--- Start of Entries ---
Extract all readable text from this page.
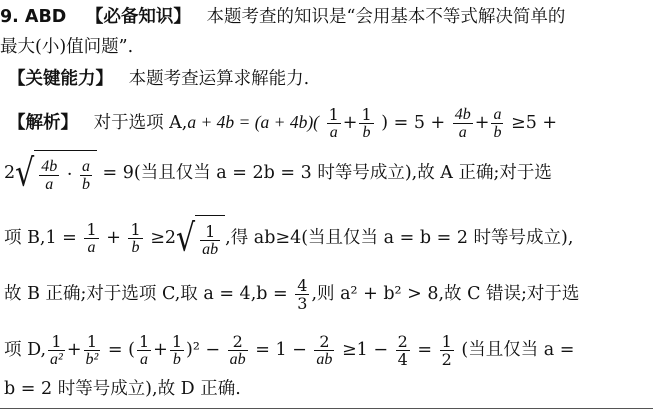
9. ABD 【必备知识】 本题考查的知识是“会用基本不等式解决简单的
最大(小)值问题”.
【关键能力】 本题考查运算求解能力.
【解析】 对于选项 $A,a + 4b = (a + 4b)( \frac{1}{a} + \frac{1}{b}$ ) = $5 + \frac{4b}{a} + \frac{a}{b} \ge 5$ +
$2√ \frac{4b}{a} \cdot \frac{a}{b} = 9$(当且仅当 a = 2b = 3 时等号成立),故 A 正确;对于选
项 $B,1 = \frac{1}{a} + \frac{1}{b} \ge 2√ \frac{1}{ab}$ ,得 ab≥4(当且仅当 a = b = 2 时等号成立),
故 B 正确;对于选项 C,取 $a = 4,b = \frac{4}{3}$ ,则 a² + b² > 8,故 C 错误;对于选
项 D, $\frac{1}{\text{a²}} + \frac{1}{\text{b²}}$ = ( $\frac{1}{a} + \frac{1}{b} )^2 - \frac{2}{ab} = 1 - \frac{2}{ab} \ge 1 - \frac{2}{4} = \frac{1}{2}$ (当且仅当 a =
b = 2 时等号成立),故 D 正确.
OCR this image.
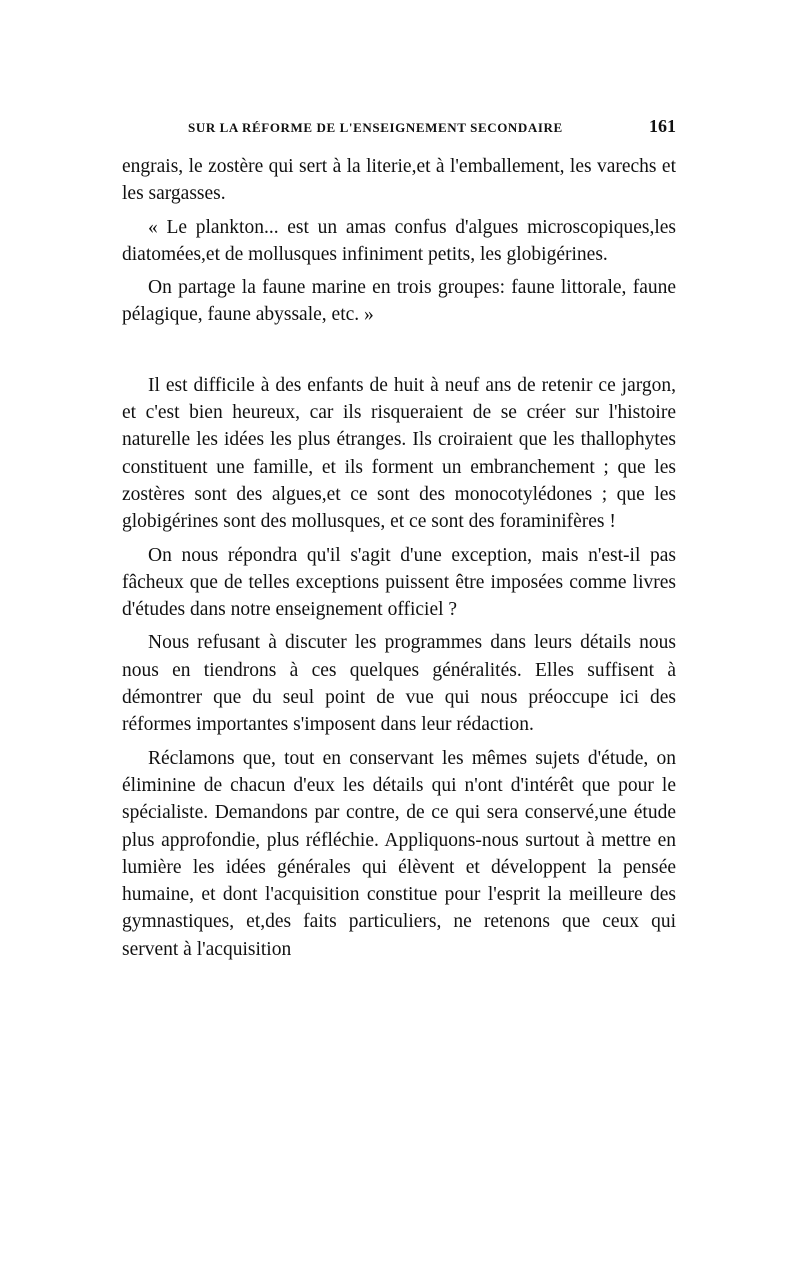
SUR LA RÉFORME DE L'ENSEIGNEMENT SECONDAIRE	161

engrais, le zostère qui sert à la literie,et à l'emballement, les varechs et les sargasses.

« Le plankton... est un amas confus d'algues microscopiques,les diatomées,et de mollusques infiniment petits, les globigérines.

On partage la faune marine en trois groupes: faune littorale, faune pélagique, faune abyssale, etc. »

Il est difficile à des enfants de huit à neuf ans de retenir ce jargon, et c'est bien heureux, car ils risqueraient de se créer sur l'histoire naturelle les idées les plus étranges. Ils croiraient que les thallophytes constituent une famille, et ils forment un embranchement ; que les zostères sont des algues,et ce sont des monocotylédones ; que les globigérines sont des mollusques, et ce sont des foraminifères !

On nous répondra qu'il s'agit d'une exception, mais n'est-il pas fâcheux que de telles exceptions puissent être imposées comme livres d'études dans notre enseignement officiel ?

Nous refusant à discuter les programmes dans leurs détails nous nous en tiendrons à ces quelques généralités. Elles suffisent à démontrer que du seul point de vue qui nous préoccupe ici des réformes importantes s'imposent dans leur rédaction.

Réclamons que, tout en conservant les mêmes sujets d'étude, on éliminine de chacun d'eux les détails qui n'ont d'intérêt que pour le spécialiste. Demandons par contre, de ce qui sera conservé,une étude plus approfondie, plus réfléchie. Appliquons-nous surtout à mettre en lumière les idées générales qui élèvent et développent la pensée humaine, et dont l'acquisition constitue pour l'esprit la meilleure des gymnastiques, et,des faits particuliers, ne retenons que ceux qui servent à l'acquisition
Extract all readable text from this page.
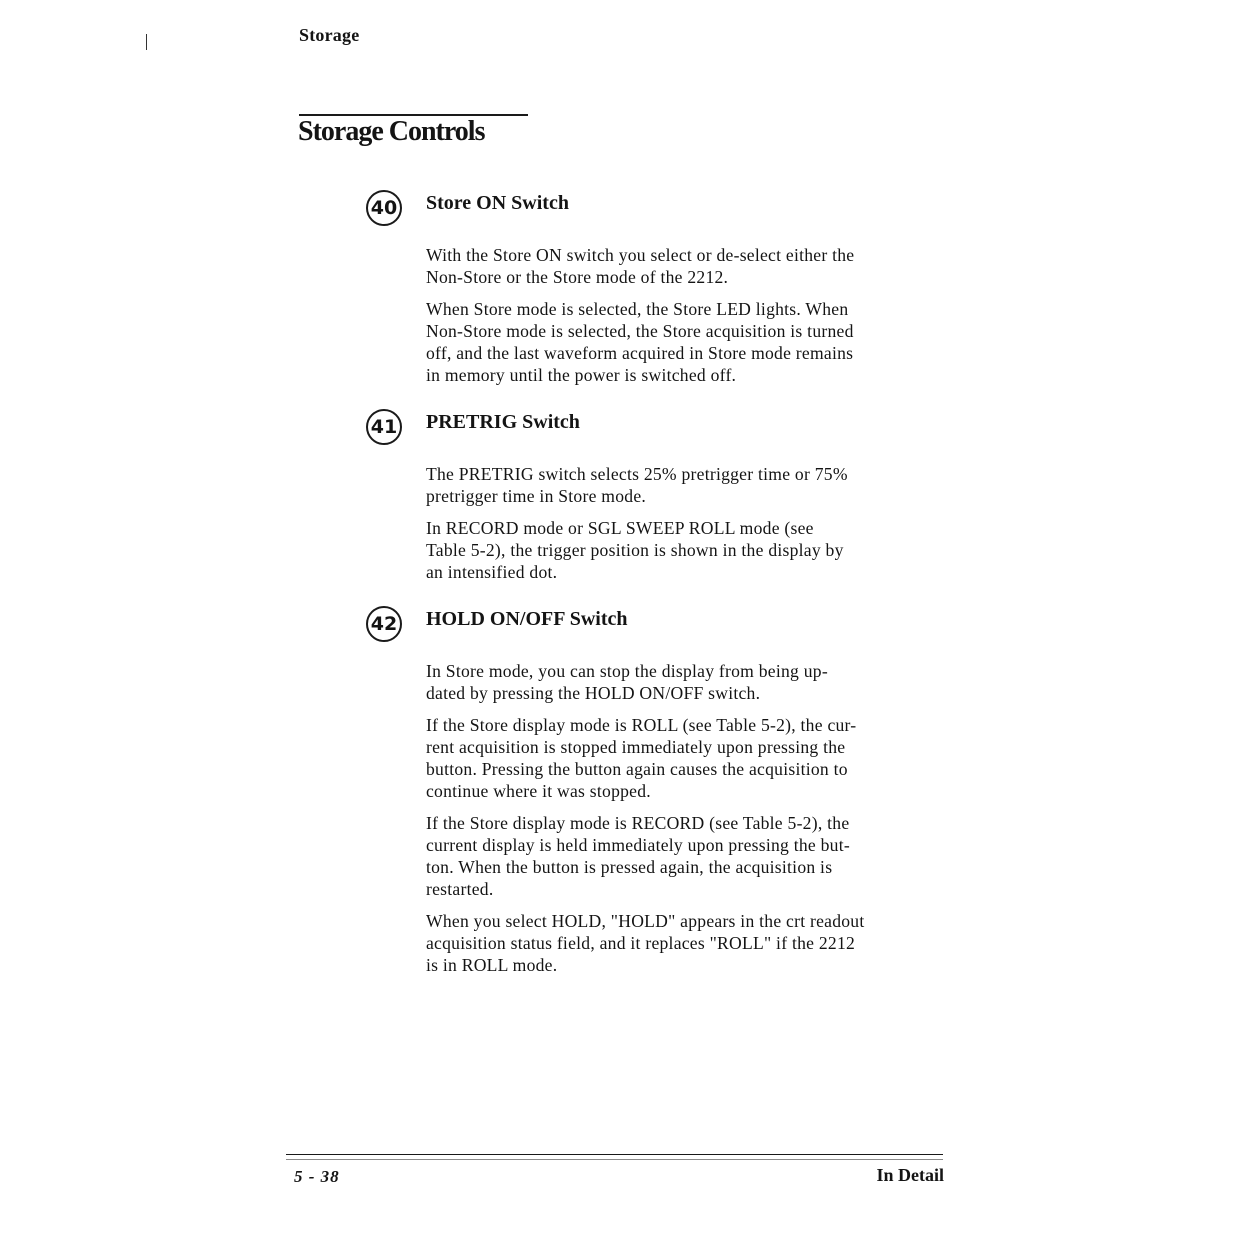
Storage
Storage Controls
40 Store ON Switch

With the Store ON switch you select or de-select either the
Non-Store or the Store mode of the 2212.

When Store mode is selected, the Store LED lights. When
Non-Store mode is selected, the Store acquisition is turned
off, and the last waveform acquired in Store mode remains
in memory until the power is switched off.

41 PRETRIG Switch

The PRETRIG switch selects 25% pretrigger time or 75%
pretrigger time in Store mode.

In RECORD mode or SGL SWEEP ROLL mode (see
Table 5-2), the trigger position is shown in the display by
an intensified dot.

42 HOLD ON/OFF Switch

In Store mode, you can stop the display from being up-
dated by pressing the HOLD ON/OFF switch.

If the Store display mode is ROLL (see Table 5-2), the cur-
rent acquisition is stopped immediately upon pressing the
button. Pressing the button again causes the acquisition to
continue where it was stopped.

If the Store display mode is RECORD (see Table 5-2), the
current display is held immediately upon pressing the but-
ton. When the button is pressed again, the acquisition is
restarted.

When you select HOLD, "HOLD" appears in the crt readout
acquisition status field, and it replaces "ROLL" if the 2212
is in ROLL mode.

5 - 38	In Detail
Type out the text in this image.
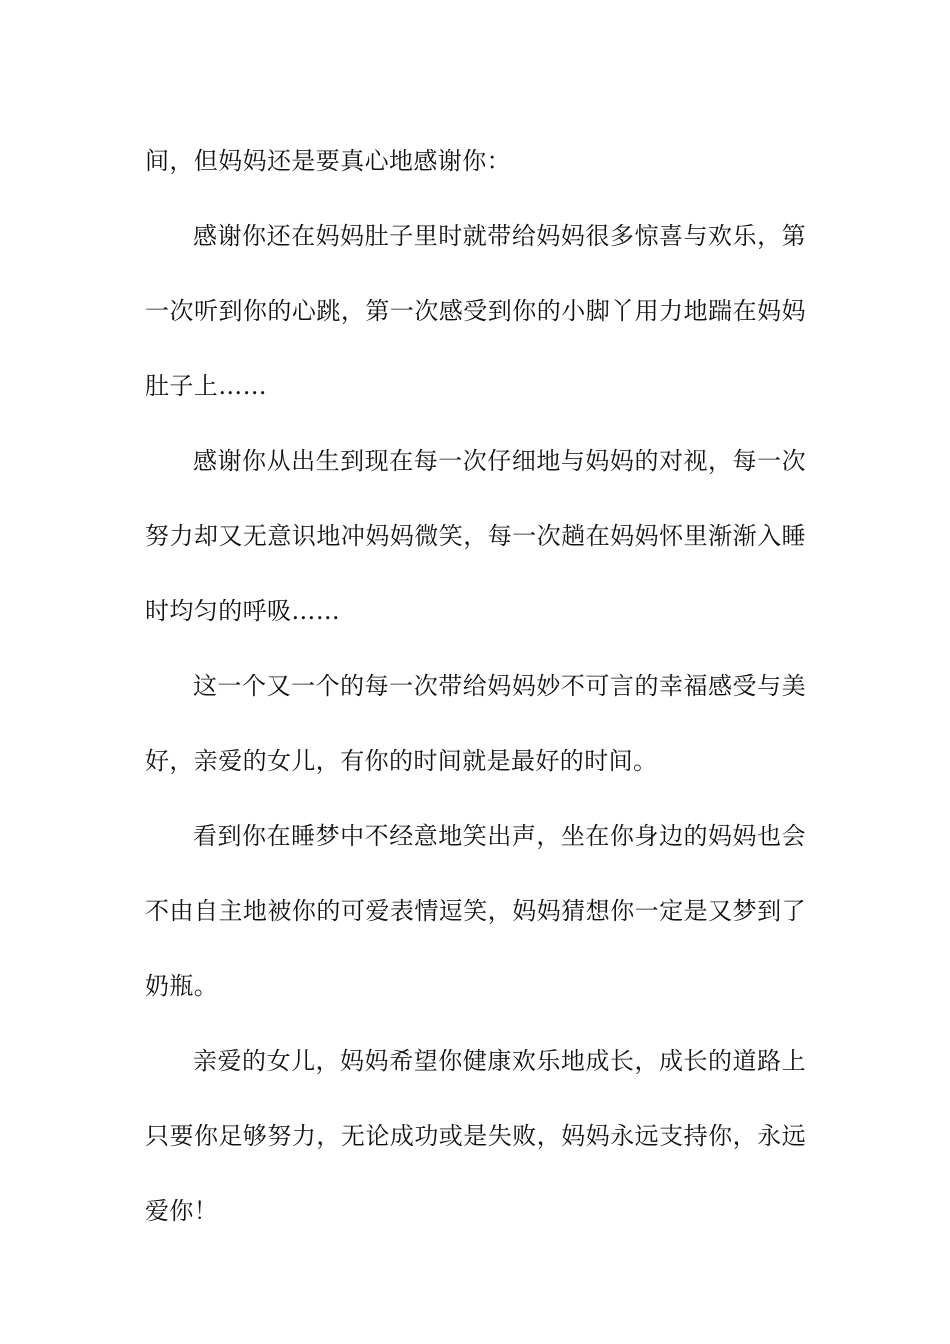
间，但妈妈还是要真心地感谢你：

感谢你还在妈妈肚子里时就带给妈妈很多惊喜与欢乐，第一次听到你的心跳，第一次感受到你的小脚丫用力地踹在妈妈肚子上……

感谢你从出生到现在每一次仔细地与妈妈的对视，每一次努力却又无意识地冲妈妈微笑，每一次趟在妈妈怀里渐渐入睡时均匀的呼吸……

这一个又一个的每一次带给妈妈妙不可言的幸福感受与美好，亲爱的女儿，有你的时间就是最好的时间。

看到你在睡梦中不经意地笑出声，坐在你身边的妈妈也会不由自主地被你的可爱表情逗笑，妈妈猜想你一定是又梦到了奶瓶。

亲爱的女儿，妈妈希望你健康欢乐地成长，成长的道路上只要你足够努力，无论成功或是失败，妈妈永远支持你，永远爱你！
--- End of Entries ---
**Exercise directions**: Scan the material above. Extract every line in which the word "Store" occurs.

**Task output**:
40 Store ON Switch
With the Store ON switch you select or de-select either the
Non-Store or the Store mode of the 2212.
When Store mode is selected, the Store LED lights. When
Non-Store mode is selected, the Store acquisition is turned
off, and the last waveform acquired in Store mode remains
pretrigger time in Store mode.
In Store mode, you can stop the display from being up-
If the Store display mode is ROLL (see Table 5-2), the cur-
If the Store display mode is RECORD (see Table 5-2), the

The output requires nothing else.